Saved data entries
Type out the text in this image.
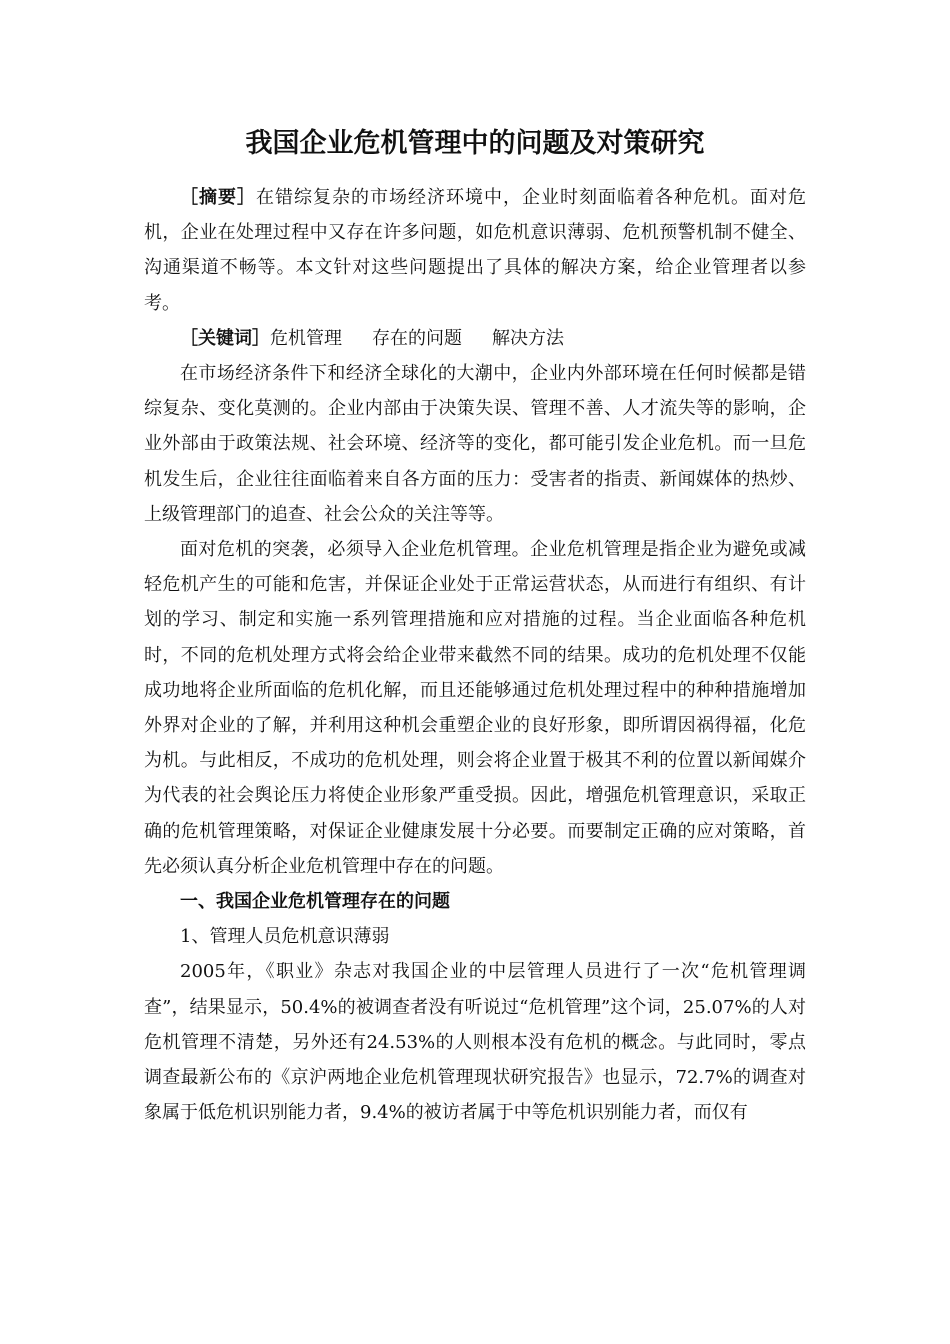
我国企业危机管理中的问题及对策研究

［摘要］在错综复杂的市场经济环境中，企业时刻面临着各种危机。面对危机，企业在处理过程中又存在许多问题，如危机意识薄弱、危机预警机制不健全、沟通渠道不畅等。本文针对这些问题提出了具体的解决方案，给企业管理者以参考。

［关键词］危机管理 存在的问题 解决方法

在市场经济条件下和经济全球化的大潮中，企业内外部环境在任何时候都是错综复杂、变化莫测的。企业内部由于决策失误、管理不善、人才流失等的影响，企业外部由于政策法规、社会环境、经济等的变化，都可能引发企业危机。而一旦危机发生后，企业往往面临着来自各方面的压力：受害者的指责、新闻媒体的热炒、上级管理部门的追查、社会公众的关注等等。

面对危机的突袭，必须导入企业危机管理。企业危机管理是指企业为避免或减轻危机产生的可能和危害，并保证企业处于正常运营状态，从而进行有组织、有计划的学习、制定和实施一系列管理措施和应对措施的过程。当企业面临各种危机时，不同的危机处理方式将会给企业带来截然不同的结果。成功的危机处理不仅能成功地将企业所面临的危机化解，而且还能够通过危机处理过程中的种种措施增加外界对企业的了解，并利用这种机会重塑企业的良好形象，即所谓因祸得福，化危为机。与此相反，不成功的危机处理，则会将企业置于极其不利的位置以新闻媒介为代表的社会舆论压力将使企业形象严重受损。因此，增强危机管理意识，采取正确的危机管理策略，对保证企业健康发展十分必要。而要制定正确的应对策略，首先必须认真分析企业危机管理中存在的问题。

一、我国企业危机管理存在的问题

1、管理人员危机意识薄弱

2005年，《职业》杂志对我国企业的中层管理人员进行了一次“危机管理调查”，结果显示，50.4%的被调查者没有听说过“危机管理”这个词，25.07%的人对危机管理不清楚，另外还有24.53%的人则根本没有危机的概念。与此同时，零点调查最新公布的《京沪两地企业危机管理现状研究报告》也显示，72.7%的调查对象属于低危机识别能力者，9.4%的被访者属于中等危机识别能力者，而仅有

_TASK TO COMPLETE_
Transcribe every entry word for word, but skip the pictures.

_RESPONSE BELOW_
Type out the text in this image.
我国企业危机管理中的问题及对策研究

［摘要］在错综复杂的市场经济环境中，企业时刻面临着各种危机。面对危机，企业在处理过程中又存在许多问题，如危机意识薄弱、危机预警机制不健全、沟通渠道不畅等。本文针对这些问题提出了具体的解决方案，给企业管理者以参考。

［关键词］危机管理 存在的问题 解决方法

在市场经济条件下和经济全球化的大潮中，企业内外部环境在任何时候都是错综复杂、变化莫测的。企业内部由于决策失误、管理不善、人才流失等的影响，企业外部由于政策法规、社会环境、经济等的变化，都可能引发企业危机。而一旦危机发生后，企业往往面临着来自各方面的压力：受害者的指责、新闻媒体的热炒、上级管理部门的追查、社会公众的关注等等。

面对危机的突袭，必须导入企业危机管理。企业危机管理是指企业为避免或减轻危机产生的可能和危害，并保证企业处于正常运营状态，从而进行有组织、有计划的学习、制定和实施一系列管理措施和应对措施的过程。当企业面临各种危机时，不同的危机处理方式将会给企业带来截然不同的结果。成功的危机处理不仅能成功地将企业所面临的危机化解，而且还能够通过危机处理过程中的种种措施增加外界对企业的了解，并利用这种机会重塑企业的良好形象，即所谓因祸得福，化危为机。与此相反，不成功的危机处理，则会将企业置于极其不利的位置以新闻媒介为代表的社会舆论压力将使企业形象严重受损。因此，增强危机管理意识，采取正确的危机管理策略，对保证企业健康发展十分必要。而要制定正确的应对策略，首先必须认真分析企业危机管理中存在的问题。

一、我国企业危机管理存在的问题

1、管理人员危机意识薄弱

2005年，《职业》杂志对我国企业的中层管理人员进行了一次“危机管理调查”，结果显示，50.4%的被调查者没有听说过“危机管理”这个词，25.07%的人对危机管理不清楚，另外还有24.53%的人则根本没有危机的概念。与此同时，零点调查最新公布的《京沪两地企业危机管理现状研究报告》也显示，72.7%的调查对象属于低危机识别能力者，9.4%的被访者属于中等危机识别能力者，而仅有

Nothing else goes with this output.